## begin INFORMATION GIVEN
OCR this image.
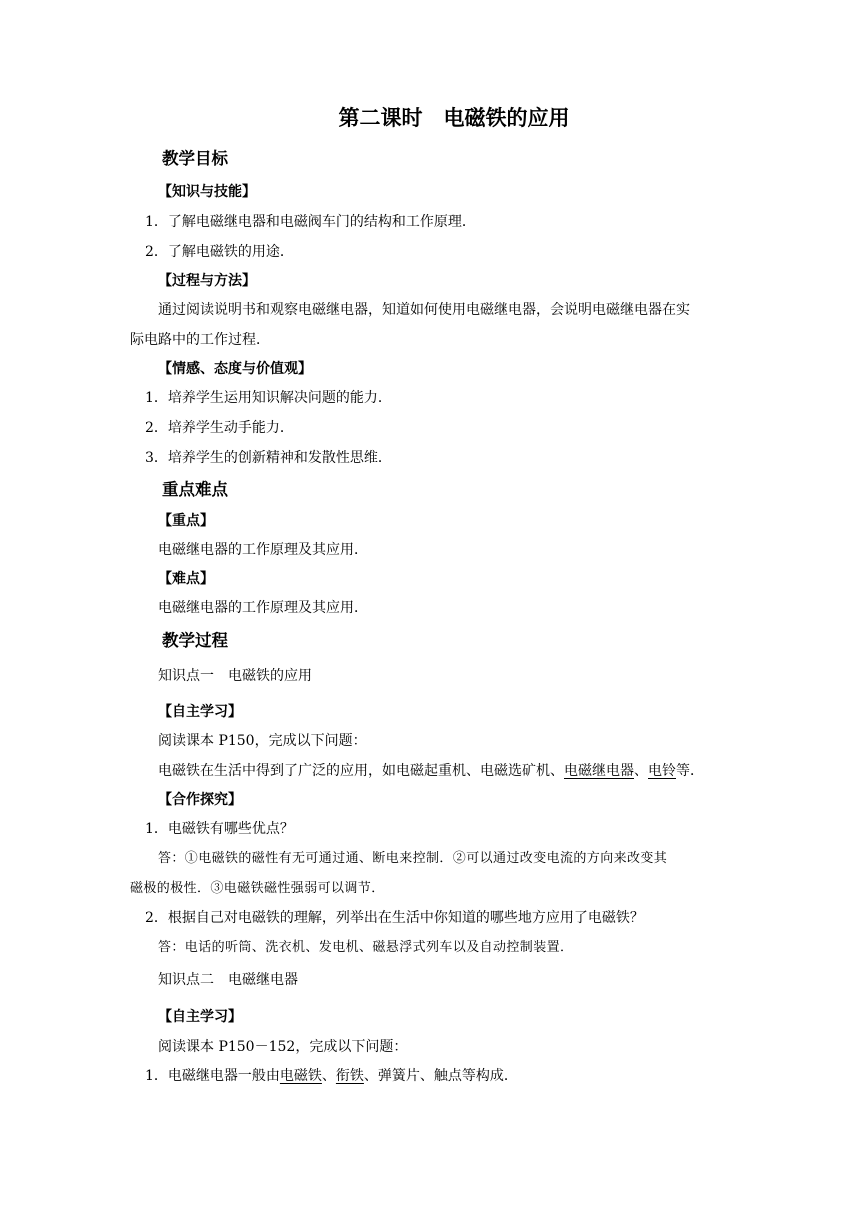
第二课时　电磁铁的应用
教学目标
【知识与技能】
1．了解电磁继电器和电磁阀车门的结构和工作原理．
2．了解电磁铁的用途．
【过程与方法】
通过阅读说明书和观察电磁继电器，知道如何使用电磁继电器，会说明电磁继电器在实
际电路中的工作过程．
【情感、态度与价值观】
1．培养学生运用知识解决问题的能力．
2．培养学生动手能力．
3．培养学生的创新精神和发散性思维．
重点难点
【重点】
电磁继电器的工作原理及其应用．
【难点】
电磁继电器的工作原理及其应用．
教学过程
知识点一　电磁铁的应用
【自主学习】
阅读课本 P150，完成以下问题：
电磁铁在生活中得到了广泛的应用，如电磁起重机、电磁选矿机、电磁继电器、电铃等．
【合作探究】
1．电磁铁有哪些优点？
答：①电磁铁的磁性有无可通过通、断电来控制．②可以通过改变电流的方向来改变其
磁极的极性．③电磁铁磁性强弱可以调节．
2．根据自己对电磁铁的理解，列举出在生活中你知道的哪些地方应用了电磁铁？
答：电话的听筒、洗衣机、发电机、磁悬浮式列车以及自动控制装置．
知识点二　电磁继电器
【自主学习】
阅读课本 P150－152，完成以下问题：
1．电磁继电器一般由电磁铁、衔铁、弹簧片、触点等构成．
## end INFORMATION GIVEN
TASK INSTRUCTIONS: Output every entry word for word, but omit the pictures.

IN RESPONSE:
OCR this image.
第二课时　电磁铁的应用
教学目标
【知识与技能】
1．了解电磁继电器和电磁阀车门的结构和工作原理．
2．了解电磁铁的用途．
【过程与方法】
通过阅读说明书和观察电磁继电器，知道如何使用电磁继电器，会说明电磁继电器在实
际电路中的工作过程．
【情感、态度与价值观】
1．培养学生运用知识解决问题的能力．
2．培养学生动手能力．
3．培养学生的创新精神和发散性思维．
重点难点
【重点】
电磁继电器的工作原理及其应用．
【难点】
电磁继电器的工作原理及其应用．
教学过程
知识点一　电磁铁的应用
【自主学习】
阅读课本 P150，完成以下问题：
电磁铁在生活中得到了广泛的应用，如电磁起重机、电磁选矿机、电磁继电器、电铃等．
【合作探究】
1．电磁铁有哪些优点？
答：①电磁铁的磁性有无可通过通、断电来控制．②可以通过改变电流的方向来改变其
磁极的极性．③电磁铁磁性强弱可以调节．
2．根据自己对电磁铁的理解，列举出在生活中你知道的哪些地方应用了电磁铁？
答：电话的听筒、洗衣机、发电机、磁悬浮式列车以及自动控制装置．
知识点二　电磁继电器
【自主学习】
阅读课本 P150－152，完成以下问题：
1．电磁继电器一般由电磁铁、衔铁、弹簧片、触点等构成．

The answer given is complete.